Collection entries
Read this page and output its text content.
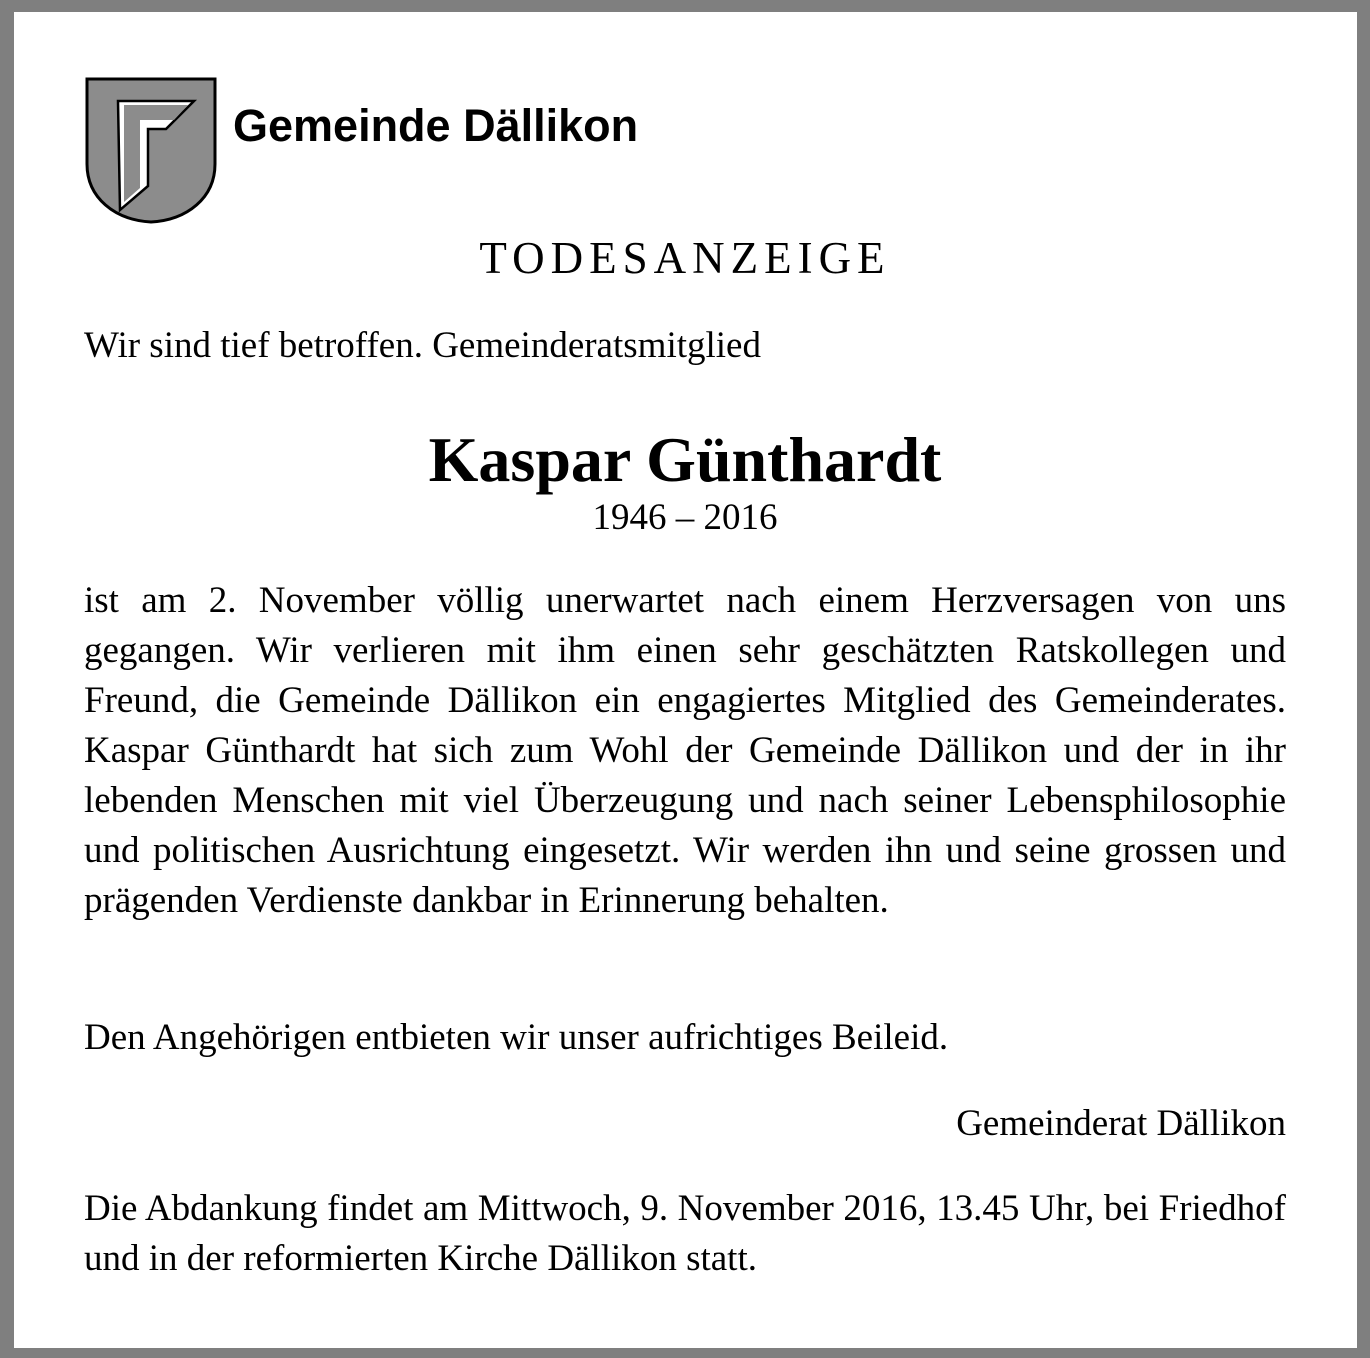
Gemeinde Dällikon
TODESANZEIGE
Wir sind tief betroffen. Gemeinderatsmitglied
Kaspar Günthardt
1946 – 2016

ist am 2. November völlig unerwartet nach einem Herzversagen von uns gegangen. Wir verlieren mit ihm einen sehr geschätzten Ratskollegen und Freund, die Gemeinde Dällikon ein engagiertes Mitglied des Gemeinderates. Kaspar Günthardt hat sich zum Wohl der Gemeinde Dällikon und der in ihr lebenden Menschen mit viel Überzeugung und nach seiner Lebensphilosophie und politischen Ausrichtung eingesetzt. Wir werden ihn und seine grossen und prägenden Verdienste dankbar in Erinnerung behalten.

Den Angehörigen entbieten wir unser aufrichtiges Beileid.

Gemeinderat Dällikon

Die Abdankung findet am Mittwoch, 9. November 2016, 13.45 Uhr, bei Friedhof und in der reformierten Kirche Dällikon statt.
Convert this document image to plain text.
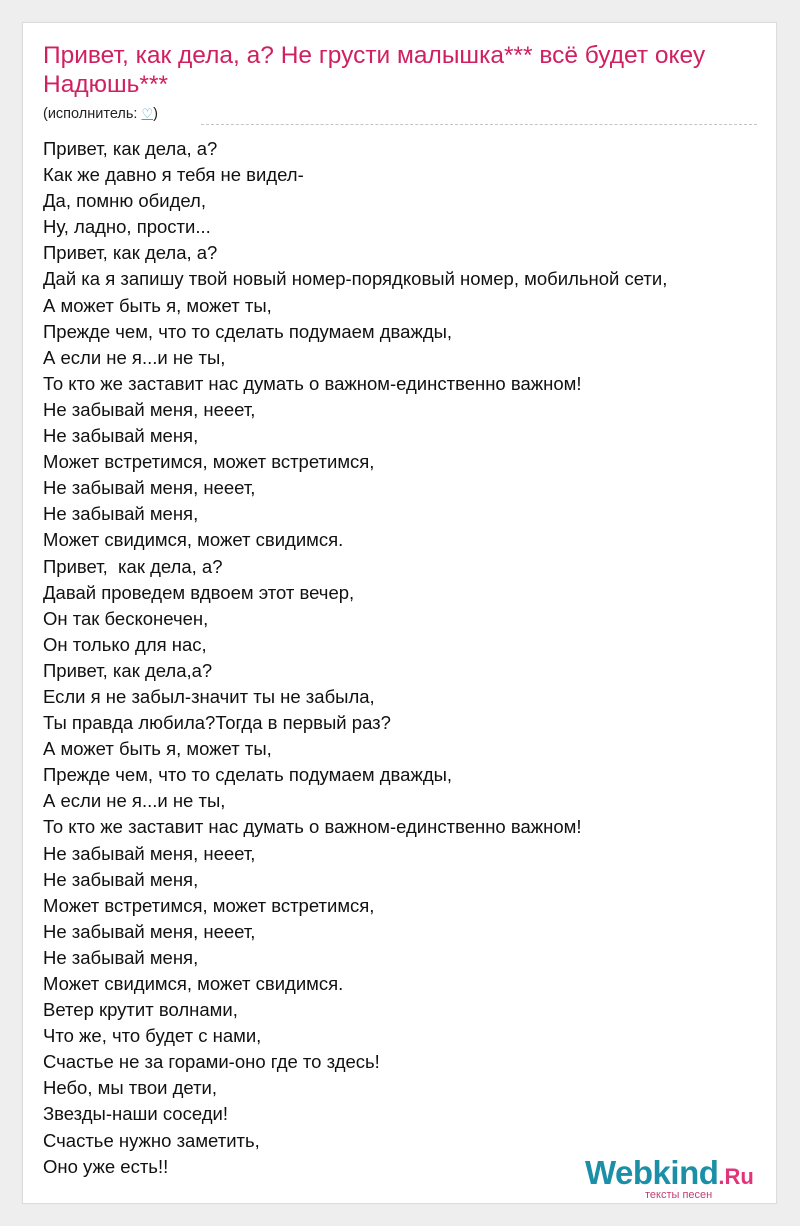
Привет, как дела, а? Не грусти малышка*** всё будет океу Надюшь***
(исполнитель: ♡)
Привет, как дела, а?
Как же давно я тебя не видел-
Да, помню обидел,
Ну, ладно, прости...
Привет, как дела, а?
Дай ка я запишу твой новый номер-порядковый номер, мобильной сети,
А может быть я, может ты,
Прежде чем, что то сделать подумаем дважды,
А если не я...и не ты,
То кто же заставит нас думать о важном-единственно важном!
Не забывай меня, нееет,
Не забывай меня,
Может встретимся, может встретимся,
Не забывай меня, нееет,
Не забывай меня,
Может свидимся, может свидимся.
Привет,  как дела, а?
Давай проведем вдвоем этот вечер,
Он так бесконечен,
Он только для нас,
Привет, как дела,а?
Если я не забыл-значит ты не забыла,
Ты правда любила?Тогда в первый раз?
А может быть я, может ты,
Прежде чем, что то сделать подумаем дважды,
А если не я...и не ты,
То кто же заставит нас думать о важном-единственно важном!
Не забывай меня, нееет,
Не забывай меня,
Может встретимся, может встретимся,
Не забывай меня, нееет,
Не забывай меня,
Может свидимся, может свидимся.
Ветер крутит волнами,
Что же, что будет с нами,
Счастье не за горами-оно где то здесь!
Небо, мы твои дети,
Звезды-наши соседи!
Счастье нужно заметить,
Оно уже есть!!	Webkind.Ru
тексты песен
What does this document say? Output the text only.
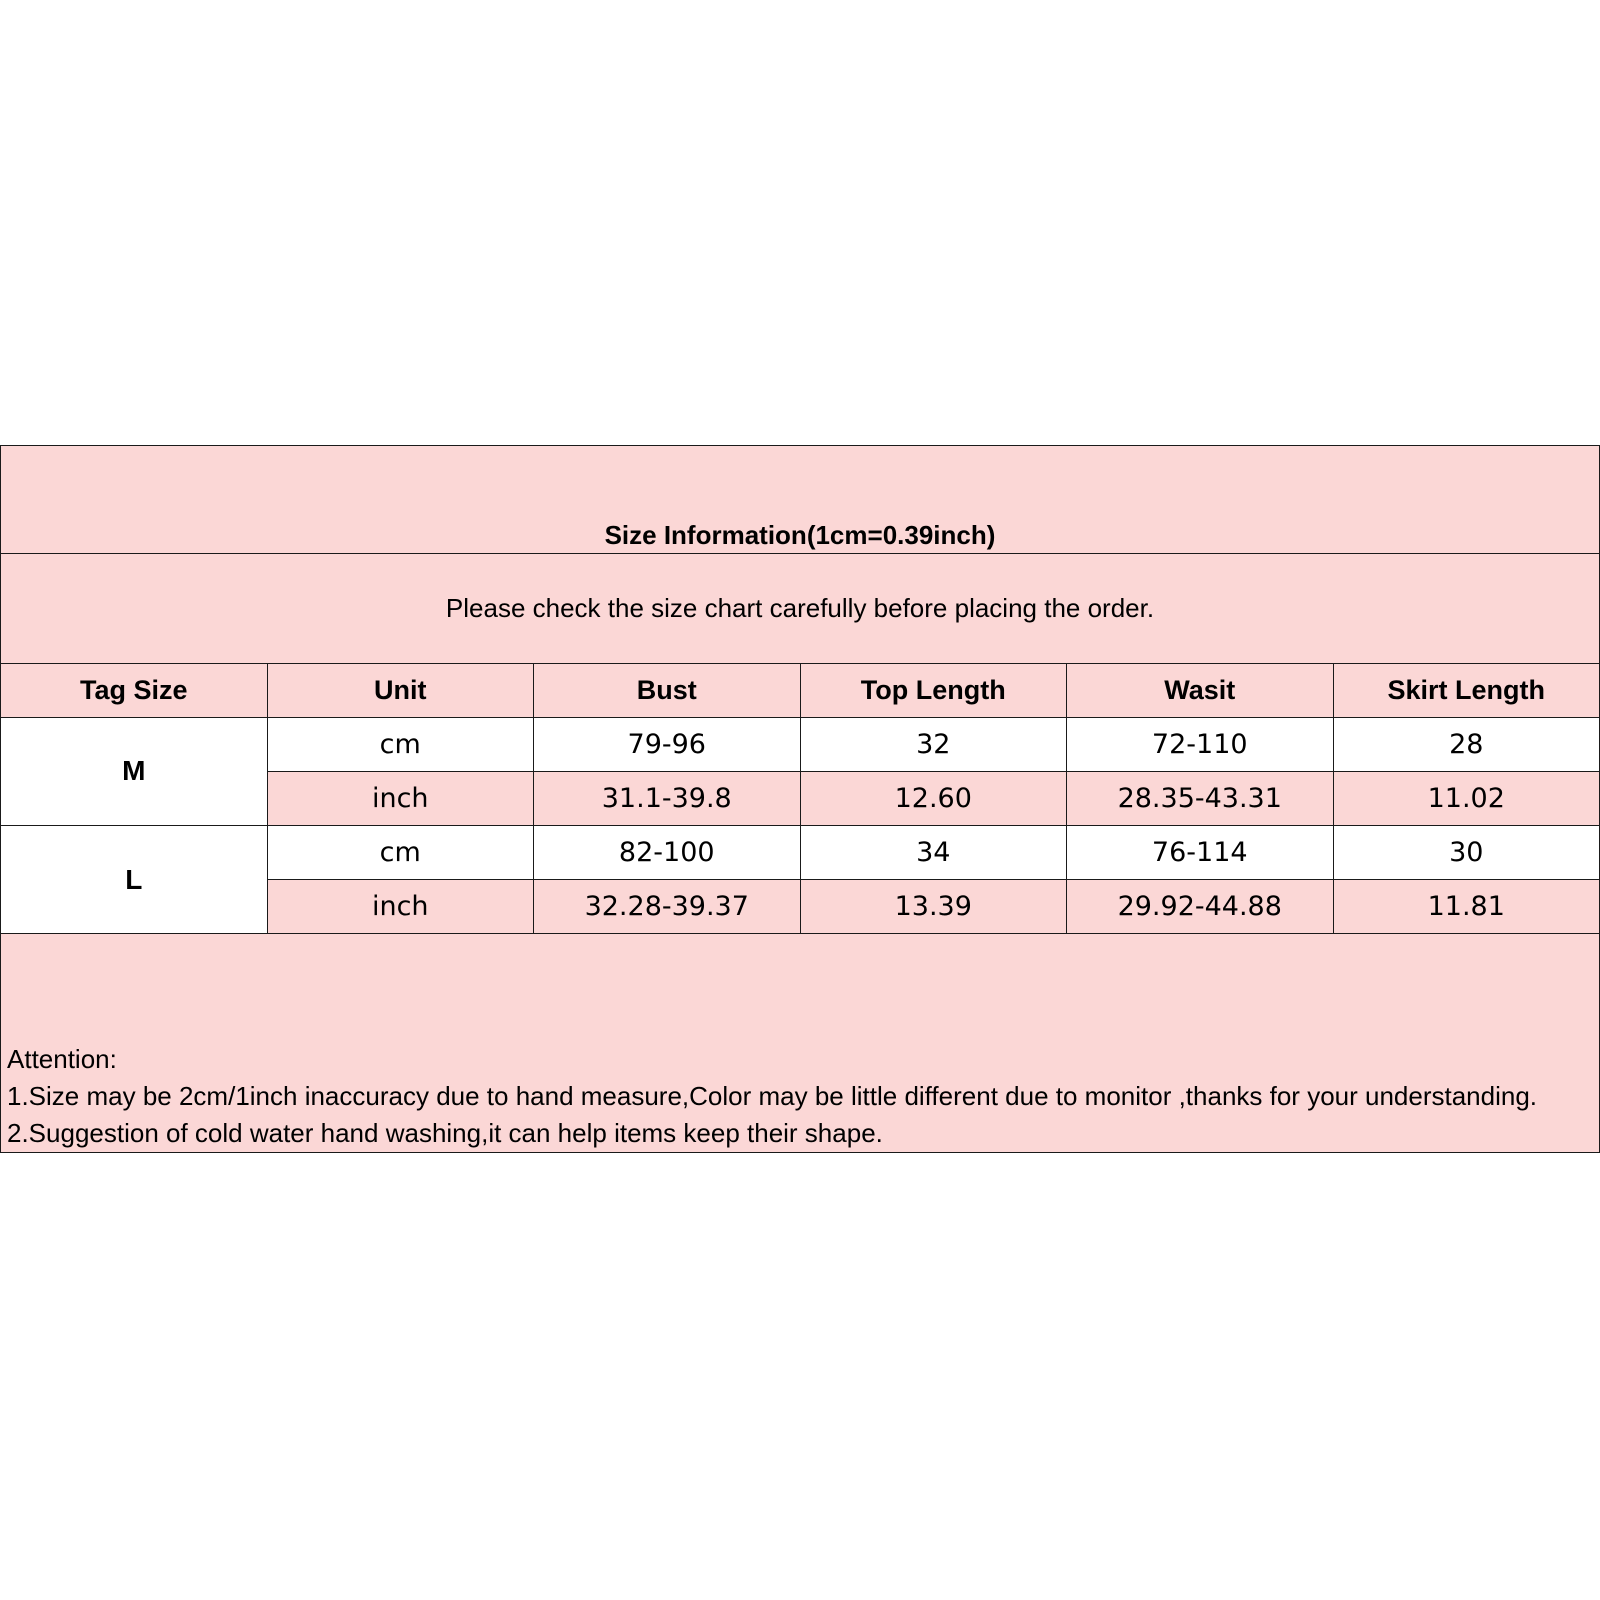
Size Information(1cm=0.39inch)					

Please check the size chart carefully before placing the order.					
Tag Size	Unit	Bust	Top Length	Wasit	Skirt Length
M	cm	79-96	32	72-110	28
	inch	31.1-39.8	12.60	28.35-43.31	11.02
L	cm	82-100	34	76-114	30
	inch	32.28-39.37	13.39	29.92-44.88	11.81

Attention:
1.Size may be 2cm/1inch inaccuracy due to hand measure,Color may be little different due to monitor ,thanks for your understanding.
2.Suggestion of cold water hand washing,it can help items keep their shape.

◆ EXERCISE TASK
Repeat each entry exactly. Pictures do not belong in the copy.

◆ ANSWER TO THE TASK
Read this page and output its text content.
Gemeinde Dällikon
TODESANZEIGE
Wir sind tief betroffen. Gemeinderatsmitglied
Kaspar Günthardt
1946 – 2016

ist am 2. November völlig unerwartet nach einem Herzversagen von uns gegangen. Wir verlieren mit ihm einen sehr geschätzten Ratskollegen und Freund, die Gemeinde Dällikon ein engagiertes Mitglied des Gemeinderates. Kaspar Günthardt hat sich zum Wohl der Gemeinde Dällikon und der in ihr lebenden Menschen mit viel Überzeugung und nach seiner Lebensphilosophie und politischen Ausrichtung eingesetzt. Wir werden ihn und seine grossen und prägenden Verdienste dankbar in Erinnerung behalten.

Den Angehörigen entbieten wir unser aufrichtiges Beileid.

Gemeinderat Dällikon

Die Abdankung findet am Mittwoch, 9. November 2016, 13.45 Uhr, bei Friedhof und in der reformierten Kirche Dällikon statt.
Convert this document image to plain text.
Привет, как дела, а? Не грусти малышка*** всё будет океу Надюшь***
(исполнитель: ♡)
Привет, как дела, а?
Как же давно я тебя не видел-
Да, помню обидел,
Ну, ладно, прости...
Привет, как дела, а?
Дай ка я запишу твой новый номер-порядковый номер, мобильной сети,
А может быть я, может ты,
Прежде чем, что то сделать подумаем дважды,
А если не я...и не ты,
То кто же заставит нас думать о важном-единственно важном!
Не забывай меня, нееет,
Не забывай меня,
Может встретимся, может встретимся,
Не забывай меня, нееет,
Не забывай меня,
Может свидимся, может свидимся.
Привет,  как дела, а?
Давай проведем вдвоем этот вечер,
Он так бесконечен,
Он только для нас,
Привет, как дела,а?
Если я не забыл-значит ты не забыла,
Ты правда любила?Тогда в первый раз?
А может быть я, может ты,
Прежде чем, что то сделать подумаем дважды,
А если не я...и не ты,
То кто же заставит нас думать о важном-единственно важном!
Не забывай меня, нееет,
Не забывай меня,
Может встретимся, может встретимся,
Не забывай меня, нееет,
Не забывай меня,
Может свидимся, может свидимся.
Ветер крутит волнами,
Что же, что будет с нами,
Счастье не за горами-оно где то здесь!
Небо, мы твои дети,
Звезды-наши соседи!
Счастье нужно заметить,
Оно уже есть!!	Webkind.Ru
тексты песен
What does this document say? Output the text only.
Size Information(1cm=0.39inch)					

Please check the size chart carefully before placing the order.					
Tag Size	Unit	Bust	Top Length	Wasit	Skirt Length
M	cm	79-96	32	72-110	28
	inch	31.1-39.8	12.60	28.35-43.31	11.02
L	cm	82-100	34	76-114	30
	inch	32.28-39.37	13.39	29.92-44.88	11.81

Attention:
1.Size may be 2cm/1inch inaccuracy due to hand measure,Color may be little different due to monitor ,thanks for your understanding.
2.Suggestion of cold water hand washing,it can help items keep their shape.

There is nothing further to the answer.